INSTRUCTIONS TO FOLLOW = Transcribe all of the records precisely as they are presented.

(A run of records)

+--

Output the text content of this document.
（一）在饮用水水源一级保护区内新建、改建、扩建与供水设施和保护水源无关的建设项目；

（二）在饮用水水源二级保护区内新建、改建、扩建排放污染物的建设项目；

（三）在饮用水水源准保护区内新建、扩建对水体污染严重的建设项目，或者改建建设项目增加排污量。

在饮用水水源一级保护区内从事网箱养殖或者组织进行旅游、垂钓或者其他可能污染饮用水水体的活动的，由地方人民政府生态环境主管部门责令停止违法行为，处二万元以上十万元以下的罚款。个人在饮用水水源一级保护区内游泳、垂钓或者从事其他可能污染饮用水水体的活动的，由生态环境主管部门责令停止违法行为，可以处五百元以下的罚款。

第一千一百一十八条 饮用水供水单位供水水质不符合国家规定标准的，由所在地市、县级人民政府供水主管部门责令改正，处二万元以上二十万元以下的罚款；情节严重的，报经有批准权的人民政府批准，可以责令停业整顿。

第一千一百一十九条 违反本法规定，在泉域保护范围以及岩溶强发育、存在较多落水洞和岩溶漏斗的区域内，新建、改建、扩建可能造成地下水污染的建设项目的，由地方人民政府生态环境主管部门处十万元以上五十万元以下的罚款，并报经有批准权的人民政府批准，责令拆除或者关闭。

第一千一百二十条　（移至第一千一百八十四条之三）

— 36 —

+--

OUTPUT OF THE EXERCISE =
Output the text content of this document.
（一）在饮用水水源一级保护区内新建、改建、扩建与供水设施和保护水源无关的建设项目；

（二）在饮用水水源二级保护区内新建、改建、扩建排放污染物的建设项目；

（三）在饮用水水源准保护区内新建、扩建对水体污染严重的建设项目，或者改建建设项目增加排污量。

在饮用水水源一级保护区内从事网箱养殖或者组织进行旅游、垂钓或者其他可能污染饮用水水体的活动的，由地方人民政府生态环境主管部门责令停止违法行为，处二万元以上十万元以下的罚款。个人在饮用水水源一级保护区内游泳、垂钓或者从事其他可能污染饮用水水体的活动的，由生态环境主管部门责令停止违法行为，可以处五百元以下的罚款。

第一千一百一十八条 饮用水供水单位供水水质不符合国家规定标准的，由所在地市、县级人民政府供水主管部门责令改正，处二万元以上二十万元以下的罚款；情节严重的，报经有批准权的人民政府批准，可以责令停业整顿。

第一千一百一十九条 违反本法规定，在泉域保护范围以及岩溶强发育、存在较多落水洞和岩溶漏斗的区域内，新建、改建、扩建可能造成地下水污染的建设项目的，由地方人民政府生态环境主管部门处十万元以上五十万元以下的罚款，并报经有批准权的人民政府批准，责令拆除或者关闭。

第一千一百二十条　（移至第一千一百八十四条之三）

— 36 —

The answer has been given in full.